▶ [Brief]: Reproduce the full listing below unchanged, apart from the pictures.

-- Start of Supplied data --

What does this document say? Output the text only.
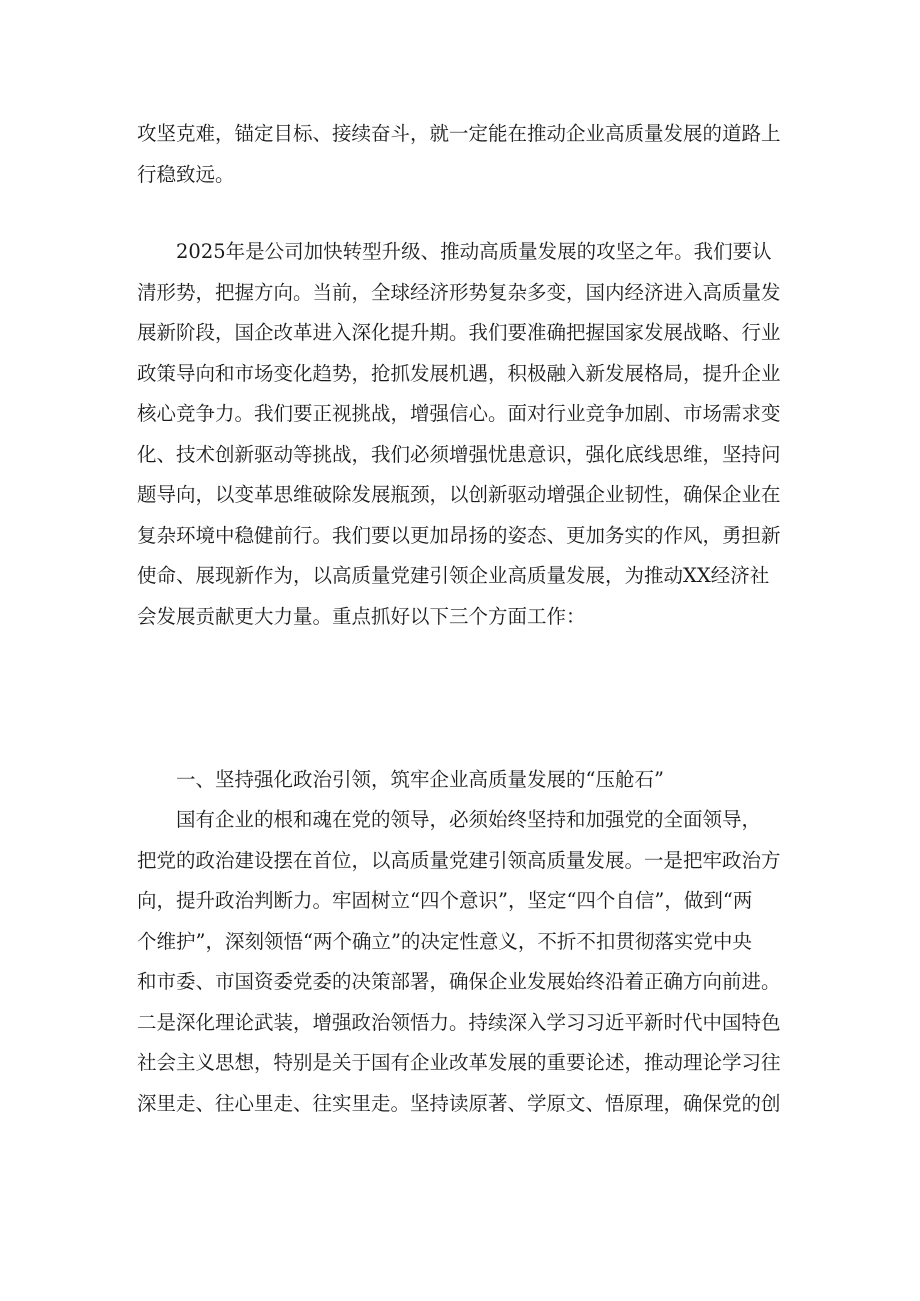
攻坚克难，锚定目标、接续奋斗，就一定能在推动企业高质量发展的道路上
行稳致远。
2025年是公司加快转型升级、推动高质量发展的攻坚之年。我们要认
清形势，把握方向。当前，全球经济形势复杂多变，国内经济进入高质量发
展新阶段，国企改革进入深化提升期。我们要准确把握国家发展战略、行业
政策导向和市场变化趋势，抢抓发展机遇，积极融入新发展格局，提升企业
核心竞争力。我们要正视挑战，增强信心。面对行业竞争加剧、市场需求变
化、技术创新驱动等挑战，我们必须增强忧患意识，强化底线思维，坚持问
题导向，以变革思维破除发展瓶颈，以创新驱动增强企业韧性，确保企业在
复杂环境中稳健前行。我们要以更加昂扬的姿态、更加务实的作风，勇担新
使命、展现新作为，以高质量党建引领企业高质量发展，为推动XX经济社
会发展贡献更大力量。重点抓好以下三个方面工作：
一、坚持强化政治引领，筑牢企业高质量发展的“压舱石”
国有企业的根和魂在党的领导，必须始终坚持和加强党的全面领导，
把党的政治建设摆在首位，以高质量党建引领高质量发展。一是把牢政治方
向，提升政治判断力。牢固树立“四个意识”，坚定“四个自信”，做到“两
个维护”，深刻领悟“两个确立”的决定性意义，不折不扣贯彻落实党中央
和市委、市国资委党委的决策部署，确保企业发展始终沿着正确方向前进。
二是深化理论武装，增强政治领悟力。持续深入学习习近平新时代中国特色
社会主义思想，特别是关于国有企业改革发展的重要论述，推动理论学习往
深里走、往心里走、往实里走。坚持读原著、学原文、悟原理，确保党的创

-- End of Supplied data --

▶ [Answer for this exercise]:
What does this document say? Output the text only.
攻坚克难，锚定目标、接续奋斗，就一定能在推动企业高质量发展的道路上
行稳致远。
2025年是公司加快转型升级、推动高质量发展的攻坚之年。我们要认
清形势，把握方向。当前，全球经济形势复杂多变，国内经济进入高质量发
展新阶段，国企改革进入深化提升期。我们要准确把握国家发展战略、行业
政策导向和市场变化趋势，抢抓发展机遇，积极融入新发展格局，提升企业
核心竞争力。我们要正视挑战，增强信心。面对行业竞争加剧、市场需求变
化、技术创新驱动等挑战，我们必须增强忧患意识，强化底线思维，坚持问
题导向，以变革思维破除发展瓶颈，以创新驱动增强企业韧性，确保企业在
复杂环境中稳健前行。我们要以更加昂扬的姿态、更加务实的作风，勇担新
使命、展现新作为，以高质量党建引领企业高质量发展，为推动XX经济社
会发展贡献更大力量。重点抓好以下三个方面工作：
一、坚持强化政治引领，筑牢企业高质量发展的“压舱石”
国有企业的根和魂在党的领导，必须始终坚持和加强党的全面领导，
把党的政治建设摆在首位，以高质量党建引领高质量发展。一是把牢政治方
向，提升政治判断力。牢固树立“四个意识”，坚定“四个自信”，做到“两
个维护”，深刻领悟“两个确立”的决定性意义，不折不扣贯彻落实党中央
和市委、市国资委党委的决策部署，确保企业发展始终沿着正确方向前进。
二是深化理论武装，增强政治领悟力。持续深入学习习近平新时代中国特色
社会主义思想，特别是关于国有企业改革发展的重要论述，推动理论学习往
深里走、往心里走、往实里走。坚持读原著、学原文、悟原理，确保党的创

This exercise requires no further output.